A word-for-word copy of the data, with no images, is the required answer.

=== EXERCISE INPUTS ===

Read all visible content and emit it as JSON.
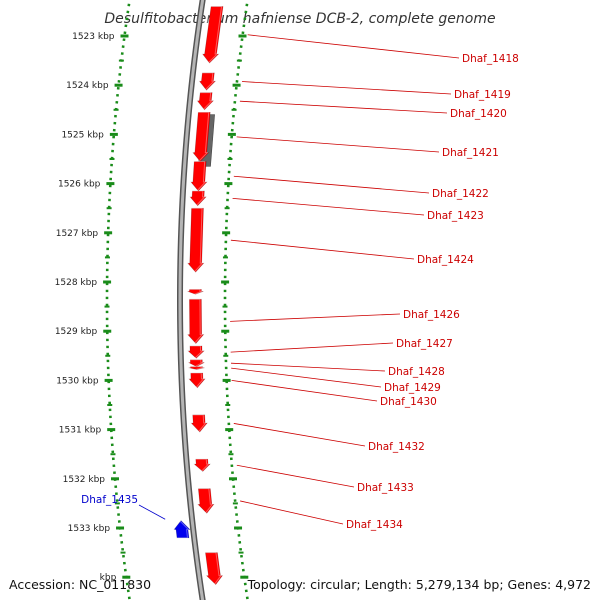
{
  "title": "Desulfitobacterium hafniense DCB-2, complete genome",
  "footer": {
    "accession": "Accession: NC_011830",
    "topology": "Topology: circular; Length: 5,279,134 bp; Genes: 4,972"
  },
  "colors": {
    "forward_gene": "#ff0000",
    "reverse_gene": "#0000ee",
    "other_feature": "#666666",
    "ruler_ticks": "#1a8c1a",
    "backbone": "#888888",
    "label_forward": "#cc0000",
    "label_reverse": "#0000cc"
  },
  "ruler": {
    "unit": "kbp",
    "ticks": [
      {
        "kbp": 1523,
        "label": "1523 kbp"
      },
      {
        "kbp": 1524,
        "label": "1524 kbp"
      },
      {
        "kbp": 1525,
        "label": "1525 kbp"
      },
      {
        "kbp": 1526,
        "label": "1526 kbp"
      },
      {
        "kbp": 1527,
        "label": "1527 kbp"
      },
      {
        "kbp": 1528,
        "label": "1528 kbp"
      },
      {
        "kbp": 1529,
        "label": "1529 kbp"
      },
      {
        "kbp": 1530,
        "label": "1530 kbp"
      },
      {
        "kbp": 1531,
        "label": "1531 kbp"
      },
      {
        "kbp": 1532,
        "label": "1532 kbp"
      },
      {
        "kbp": 1533,
        "label": "1533 kbp"
      },
      {
        "kbp": 1534,
        "label": "kbp"
      }
    ]
  },
  "genes": [
    {
      "name": "Dhaf_1418",
      "strand": "+",
      "start_kbp": 1522.4,
      "end_kbp": 1523.55
    },
    {
      "name": "Dhaf_1419",
      "strand": "+",
      "start_kbp": 1523.75,
      "end_kbp": 1524.1
    },
    {
      "name": "Dhaf_1420",
      "strand": "+",
      "start_kbp": 1524.15,
      "end_kbp": 1524.5
    },
    {
      "name": "Dhaf_1421",
      "strand": "+",
      "start_kbp": 1524.55,
      "end_kbp": 1525.55
    },
    {
      "name": "Dhaf_1422",
      "strand": "+",
      "start_kbp": 1525.55,
      "end_kbp": 1526.15
    },
    {
      "name": "Dhaf_1423",
      "strand": "+",
      "start_kbp": 1526.15,
      "end_kbp": 1526.45
    },
    {
      "name": "Dhaf_1424",
      "strand": "+",
      "start_kbp": 1526.5,
      "end_kbp": 1527.8
    },
    {
      "name": "Dhaf_1426",
      "strand": "+",
      "start_kbp": 1528.35,
      "end_kbp": 1529.25
    },
    {
      "name": "Dhaf_1427",
      "strand": "+",
      "start_kbp": 1529.3,
      "end_kbp": 1529.55
    },
    {
      "name": "Dhaf_1428",
      "strand": "+",
      "start_kbp": 1529.58,
      "end_kbp": 1529.72
    },
    {
      "name": "Dhaf_1429",
      "strand": "+",
      "start_kbp": 1529.72,
      "end_kbp": 1529.78
    },
    {
      "name": "Dhaf_1430",
      "strand": "+",
      "start_kbp": 1529.85,
      "end_kbp": 1530.15
    },
    {
      "name": "Dhaf_1432",
      "strand": "+",
      "start_kbp": 1530.7,
      "end_kbp": 1531.05
    },
    {
      "name": "Dhaf_1433",
      "strand": "+",
      "start_kbp": 1531.6,
      "end_kbp": 1531.85
    },
    {
      "name": "Dhaf_1434",
      "strand": "+",
      "start_kbp": 1532.2,
      "end_kbp": 1532.7
    },
    {
      "name": "Dhaf_1435",
      "strand": "-",
      "start_kbp": 1532.85,
      "end_kbp": 1533.2
    }
  ],
  "unlabeled_genes": [
    {
      "strand": "+",
      "start_kbp": 1528.15,
      "end_kbp": 1528.25
    },
    {
      "strand": "+",
      "start_kbp": 1533.5,
      "end_kbp": 1534.15
    }
  ],
  "other_features": [
    {
      "strand": "+",
      "start_kbp": 1524.6,
      "end_kbp": 1525.65
    }
  ]
}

===

* _THE COMPLETED TASK_
Read all visible content and emit it as JSON.
{
  "title": "Desulfitobacterium hafniense DCB-2, complete genome",
  "footer": {
    "accession": "Accession: NC_011830",
    "topology": "Topology: circular; Length: 5,279,134 bp; Genes: 4,972"
  },
  "colors": {
    "forward_gene": "#ff0000",
    "reverse_gene": "#0000ee",
    "other_feature": "#666666",
    "ruler_ticks": "#1a8c1a",
    "backbone": "#888888",
    "label_forward": "#cc0000",
    "label_reverse": "#0000cc"
  },
  "ruler": {
    "unit": "kbp",
    "ticks": [
      {
        "kbp": 1523,
        "label": "1523 kbp"
      },
      {
        "kbp": 1524,
        "label": "1524 kbp"
      },
      {
        "kbp": 1525,
        "label": "1525 kbp"
      },
      {
        "kbp": 1526,
        "label": "1526 kbp"
      },
      {
        "kbp": 1527,
        "label": "1527 kbp"
      },
      {
        "kbp": 1528,
        "label": "1528 kbp"
      },
      {
        "kbp": 1529,
        "label": "1529 kbp"
      },
      {
        "kbp": 1530,
        "label": "1530 kbp"
      },
      {
        "kbp": 1531,
        "label": "1531 kbp"
      },
      {
        "kbp": 1532,
        "label": "1532 kbp"
      },
      {
        "kbp": 1533,
        "label": "1533 kbp"
      },
      {
        "kbp": 1534,
        "label": "kbp"
      }
    ]
  },
  "genes": [
    {
      "name": "Dhaf_1418",
      "strand": "+",
      "start_kbp": 1522.4,
      "end_kbp": 1523.55
    },
    {
      "name": "Dhaf_1419",
      "strand": "+",
      "start_kbp": 1523.75,
      "end_kbp": 1524.1
    },
    {
      "name": "Dhaf_1420",
      "strand": "+",
      "start_kbp": 1524.15,
      "end_kbp": 1524.5
    },
    {
      "name": "Dhaf_1421",
      "strand": "+",
      "start_kbp": 1524.55,
      "end_kbp": 1525.55
    },
    {
      "name": "Dhaf_1422",
      "strand": "+",
      "start_kbp": 1525.55,
      "end_kbp": 1526.15
    },
    {
      "name": "Dhaf_1423",
      "strand": "+",
      "start_kbp": 1526.15,
      "end_kbp": 1526.45
    },
    {
      "name": "Dhaf_1424",
      "strand": "+",
      "start_kbp": 1526.5,
      "end_kbp": 1527.8
    },
    {
      "name": "Dhaf_1426",
      "strand": "+",
      "start_kbp": 1528.35,
      "end_kbp": 1529.25
    },
    {
      "name": "Dhaf_1427",
      "strand": "+",
      "start_kbp": 1529.3,
      "end_kbp": 1529.55
    },
    {
      "name": "Dhaf_1428",
      "strand": "+",
      "start_kbp": 1529.58,
      "end_kbp": 1529.72
    },
    {
      "name": "Dhaf_1429",
      "strand": "+",
      "start_kbp": 1529.72,
      "end_kbp": 1529.78
    },
    {
      "name": "Dhaf_1430",
      "strand": "+",
      "start_kbp": 1529.85,
      "end_kbp": 1530.15
    },
    {
      "name": "Dhaf_1432",
      "strand": "+",
      "start_kbp": 1530.7,
      "end_kbp": 1531.05
    },
    {
      "name": "Dhaf_1433",
      "strand": "+",
      "start_kbp": 1531.6,
      "end_kbp": 1531.85
    },
    {
      "name": "Dhaf_1434",
      "strand": "+",
      "start_kbp": 1532.2,
      "end_kbp": 1532.7
    },
    {
      "name": "Dhaf_1435",
      "strand": "-",
      "start_kbp": 1532.85,
      "end_kbp": 1533.2
    }
  ],
  "unlabeled_genes": [
    {
      "strand": "+",
      "start_kbp": 1528.15,
      "end_kbp": 1528.25
    },
    {
      "strand": "+",
      "start_kbp": 1533.5,
      "end_kbp": 1534.15
    }
  ],
  "other_features": [
    {
      "strand": "+",
      "start_kbp": 1524.6,
      "end_kbp": 1525.65
    }
  ]
}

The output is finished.